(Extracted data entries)
'''

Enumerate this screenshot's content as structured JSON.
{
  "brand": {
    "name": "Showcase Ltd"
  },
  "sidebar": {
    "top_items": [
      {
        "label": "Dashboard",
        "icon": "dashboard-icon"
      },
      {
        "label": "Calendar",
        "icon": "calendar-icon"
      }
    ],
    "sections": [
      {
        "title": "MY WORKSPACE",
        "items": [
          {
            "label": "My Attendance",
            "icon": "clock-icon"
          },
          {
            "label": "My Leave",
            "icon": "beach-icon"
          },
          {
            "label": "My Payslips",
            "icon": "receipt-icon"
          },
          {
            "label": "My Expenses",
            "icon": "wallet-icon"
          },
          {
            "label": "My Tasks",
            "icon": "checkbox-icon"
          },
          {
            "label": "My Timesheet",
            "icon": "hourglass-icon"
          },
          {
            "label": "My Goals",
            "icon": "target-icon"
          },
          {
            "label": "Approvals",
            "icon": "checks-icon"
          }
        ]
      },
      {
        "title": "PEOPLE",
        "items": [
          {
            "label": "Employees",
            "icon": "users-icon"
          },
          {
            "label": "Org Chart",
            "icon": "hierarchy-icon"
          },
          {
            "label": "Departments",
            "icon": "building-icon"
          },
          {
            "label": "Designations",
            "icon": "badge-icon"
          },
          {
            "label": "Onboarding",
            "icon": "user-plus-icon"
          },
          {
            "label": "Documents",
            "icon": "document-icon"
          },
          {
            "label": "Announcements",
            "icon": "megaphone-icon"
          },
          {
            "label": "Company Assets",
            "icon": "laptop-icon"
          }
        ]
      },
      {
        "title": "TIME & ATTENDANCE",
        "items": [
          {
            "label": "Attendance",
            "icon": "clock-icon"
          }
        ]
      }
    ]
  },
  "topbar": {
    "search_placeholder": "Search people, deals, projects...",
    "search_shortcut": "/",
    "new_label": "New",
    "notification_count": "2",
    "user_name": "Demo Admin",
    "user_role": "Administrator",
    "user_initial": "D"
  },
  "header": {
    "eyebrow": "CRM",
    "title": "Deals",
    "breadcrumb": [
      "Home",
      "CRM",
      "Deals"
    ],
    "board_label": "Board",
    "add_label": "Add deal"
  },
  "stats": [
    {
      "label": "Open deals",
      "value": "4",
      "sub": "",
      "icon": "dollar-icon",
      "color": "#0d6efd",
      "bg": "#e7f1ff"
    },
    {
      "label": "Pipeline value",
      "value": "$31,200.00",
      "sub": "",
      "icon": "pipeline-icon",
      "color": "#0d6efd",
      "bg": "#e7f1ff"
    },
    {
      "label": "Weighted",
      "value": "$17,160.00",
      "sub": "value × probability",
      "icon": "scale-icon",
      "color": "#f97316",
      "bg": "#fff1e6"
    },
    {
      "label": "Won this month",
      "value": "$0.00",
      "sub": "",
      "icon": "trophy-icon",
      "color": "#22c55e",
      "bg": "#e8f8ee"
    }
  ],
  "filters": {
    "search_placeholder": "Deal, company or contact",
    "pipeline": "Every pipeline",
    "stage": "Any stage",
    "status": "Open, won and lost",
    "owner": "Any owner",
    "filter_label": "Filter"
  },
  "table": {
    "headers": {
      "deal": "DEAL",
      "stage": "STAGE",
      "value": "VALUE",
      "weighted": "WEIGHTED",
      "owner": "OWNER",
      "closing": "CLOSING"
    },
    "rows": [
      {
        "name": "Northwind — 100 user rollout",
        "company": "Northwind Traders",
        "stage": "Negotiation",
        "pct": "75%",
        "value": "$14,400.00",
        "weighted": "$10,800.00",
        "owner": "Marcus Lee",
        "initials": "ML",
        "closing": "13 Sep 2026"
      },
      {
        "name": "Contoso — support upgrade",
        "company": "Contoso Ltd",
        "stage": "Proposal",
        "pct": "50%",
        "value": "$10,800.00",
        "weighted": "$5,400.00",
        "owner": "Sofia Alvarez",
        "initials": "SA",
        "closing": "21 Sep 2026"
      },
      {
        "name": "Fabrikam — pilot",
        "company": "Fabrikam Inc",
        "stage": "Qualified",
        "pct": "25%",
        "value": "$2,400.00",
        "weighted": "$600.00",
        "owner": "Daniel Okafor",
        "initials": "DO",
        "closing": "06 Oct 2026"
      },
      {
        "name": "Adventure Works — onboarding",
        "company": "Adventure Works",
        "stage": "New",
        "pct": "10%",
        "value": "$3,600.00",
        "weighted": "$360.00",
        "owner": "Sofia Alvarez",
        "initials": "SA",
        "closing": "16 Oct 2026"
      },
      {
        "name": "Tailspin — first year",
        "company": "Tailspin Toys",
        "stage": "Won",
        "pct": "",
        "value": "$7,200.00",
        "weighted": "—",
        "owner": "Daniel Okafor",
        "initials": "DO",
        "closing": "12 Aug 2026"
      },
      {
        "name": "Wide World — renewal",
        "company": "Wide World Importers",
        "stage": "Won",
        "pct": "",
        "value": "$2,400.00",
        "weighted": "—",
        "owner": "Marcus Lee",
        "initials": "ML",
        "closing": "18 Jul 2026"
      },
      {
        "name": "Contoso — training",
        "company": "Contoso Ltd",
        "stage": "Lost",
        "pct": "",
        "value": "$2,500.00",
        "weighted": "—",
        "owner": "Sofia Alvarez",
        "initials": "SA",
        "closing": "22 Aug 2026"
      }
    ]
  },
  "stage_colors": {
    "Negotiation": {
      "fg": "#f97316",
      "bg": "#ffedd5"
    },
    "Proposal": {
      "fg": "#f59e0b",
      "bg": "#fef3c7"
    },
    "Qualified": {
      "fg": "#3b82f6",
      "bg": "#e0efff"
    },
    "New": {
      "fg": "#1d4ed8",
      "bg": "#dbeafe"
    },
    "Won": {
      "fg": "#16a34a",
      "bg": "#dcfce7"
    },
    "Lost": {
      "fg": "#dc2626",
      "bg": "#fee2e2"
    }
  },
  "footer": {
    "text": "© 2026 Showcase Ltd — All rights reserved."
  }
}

'''

:: WORK TO BE COMPLETED ::
Please output every record, keeping each line exact.

:: WRITTEN RESPONSE ::
Enumerate this screenshot's content as structured JSON.
{
  "brand": {
    "name": "Showcase Ltd"
  },
  "sidebar": {
    "top_items": [
      {
        "label": "Dashboard",
        "icon": "dashboard-icon"
      },
      {
        "label": "Calendar",
        "icon": "calendar-icon"
      }
    ],
    "sections": [
      {
        "title": "MY WORKSPACE",
        "items": [
          {
            "label": "My Attendance",
            "icon": "clock-icon"
          },
          {
            "label": "My Leave",
            "icon": "beach-icon"
          },
          {
            "label": "My Payslips",
            "icon": "receipt-icon"
          },
          {
            "label": "My Expenses",
            "icon": "wallet-icon"
          },
          {
            "label": "My Tasks",
            "icon": "checkbox-icon"
          },
          {
            "label": "My Timesheet",
            "icon": "hourglass-icon"
          },
          {
            "label": "My Goals",
            "icon": "target-icon"
          },
          {
            "label": "Approvals",
            "icon": "checks-icon"
          }
        ]
      },
      {
        "title": "PEOPLE",
        "items": [
          {
            "label": "Employees",
            "icon": "users-icon"
          },
          {
            "label": "Org Chart",
            "icon": "hierarchy-icon"
          },
          {
            "label": "Departments",
            "icon": "building-icon"
          },
          {
            "label": "Designations",
            "icon": "badge-icon"
          },
          {
            "label": "Onboarding",
            "icon": "user-plus-icon"
          },
          {
            "label": "Documents",
            "icon": "document-icon"
          },
          {
            "label": "Announcements",
            "icon": "megaphone-icon"
          },
          {
            "label": "Company Assets",
            "icon": "laptop-icon"
          }
        ]
      },
      {
        "title": "TIME & ATTENDANCE",
        "items": [
          {
            "label": "Attendance",
            "icon": "clock-icon"
          }
        ]
      }
    ]
  },
  "topbar": {
    "search_placeholder": "Search people, deals, projects...",
    "search_shortcut": "/",
    "new_label": "New",
    "notification_count": "2",
    "user_name": "Demo Admin",
    "user_role": "Administrator",
    "user_initial": "D"
  },
  "header": {
    "eyebrow": "CRM",
    "title": "Deals",
    "breadcrumb": [
      "Home",
      "CRM",
      "Deals"
    ],
    "board_label": "Board",
    "add_label": "Add deal"
  },
  "stats": [
    {
      "label": "Open deals",
      "value": "4",
      "sub": "",
      "icon": "dollar-icon",
      "color": "#0d6efd",
      "bg": "#e7f1ff"
    },
    {
      "label": "Pipeline value",
      "value": "$31,200.00",
      "sub": "",
      "icon": "pipeline-icon",
      "color": "#0d6efd",
      "bg": "#e7f1ff"
    },
    {
      "label": "Weighted",
      "value": "$17,160.00",
      "sub": "value × probability",
      "icon": "scale-icon",
      "color": "#f97316",
      "bg": "#fff1e6"
    },
    {
      "label": "Won this month",
      "value": "$0.00",
      "sub": "",
      "icon": "trophy-icon",
      "color": "#22c55e",
      "bg": "#e8f8ee"
    }
  ],
  "filters": {
    "search_placeholder": "Deal, company or contact",
    "pipeline": "Every pipeline",
    "stage": "Any stage",
    "status": "Open, won and lost",
    "owner": "Any owner",
    "filter_label": "Filter"
  },
  "table": {
    "headers": {
      "deal": "DEAL",
      "stage": "STAGE",
      "value": "VALUE",
      "weighted": "WEIGHTED",
      "owner": "OWNER",
      "closing": "CLOSING"
    },
    "rows": [
      {
        "name": "Northwind — 100 user rollout",
        "company": "Northwind Traders",
        "stage": "Negotiation",
        "pct": "75%",
        "value": "$14,400.00",
        "weighted": "$10,800.00",
        "owner": "Marcus Lee",
        "initials": "ML",
        "closing": "13 Sep 2026"
      },
      {
        "name": "Contoso — support upgrade",
        "company": "Contoso Ltd",
        "stage": "Proposal",
        "pct": "50%",
        "value": "$10,800.00",
        "weighted": "$5,400.00",
        "owner": "Sofia Alvarez",
        "initials": "SA",
        "closing": "21 Sep 2026"
      },
      {
        "name": "Fabrikam — pilot",
        "company": "Fabrikam Inc",
        "stage": "Qualified",
        "pct": "25%",
        "value": "$2,400.00",
        "weighted": "$600.00",
        "owner": "Daniel Okafor",
        "initials": "DO",
        "closing": "06 Oct 2026"
      },
      {
        "name": "Adventure Works — onboarding",
        "company": "Adventure Works",
        "stage": "New",
        "pct": "10%",
        "value": "$3,600.00",
        "weighted": "$360.00",
        "owner": "Sofia Alvarez",
        "initials": "SA",
        "closing": "16 Oct 2026"
      },
      {
        "name": "Tailspin — first year",
        "company": "Tailspin Toys",
        "stage": "Won",
        "pct": "",
        "value": "$7,200.00",
        "weighted": "—",
        "owner": "Daniel Okafor",
        "initials": "DO",
        "closing": "12 Aug 2026"
      },
      {
        "name": "Wide World — renewal",
        "company": "Wide World Importers",
        "stage": "Won",
        "pct": "",
        "value": "$2,400.00",
        "weighted": "—",
        "owner": "Marcus Lee",
        "initials": "ML",
        "closing": "18 Jul 2026"
      },
      {
        "name": "Contoso — training",
        "company": "Contoso Ltd",
        "stage": "Lost",
        "pct": "",
        "value": "$2,500.00",
        "weighted": "—",
        "owner": "Sofia Alvarez",
        "initials": "SA",
        "closing": "22 Aug 2026"
      }
    ]
  },
  "stage_colors": {
    "Negotiation": {
      "fg": "#f97316",
      "bg": "#ffedd5"
    },
    "Proposal": {
      "fg": "#f59e0b",
      "bg": "#fef3c7"
    },
    "Qualified": {
      "fg": "#3b82f6",
      "bg": "#e0efff"
    },
    "New": {
      "fg": "#1d4ed8",
      "bg": "#dbeafe"
    },
    "Won": {
      "fg": "#16a34a",
      "bg": "#dcfce7"
    },
    "Lost": {
      "fg": "#dc2626",
      "bg": "#fee2e2"
    }
  },
  "footer": {
    "text": "© 2026 Showcase Ltd — All rights reserved."
  }
}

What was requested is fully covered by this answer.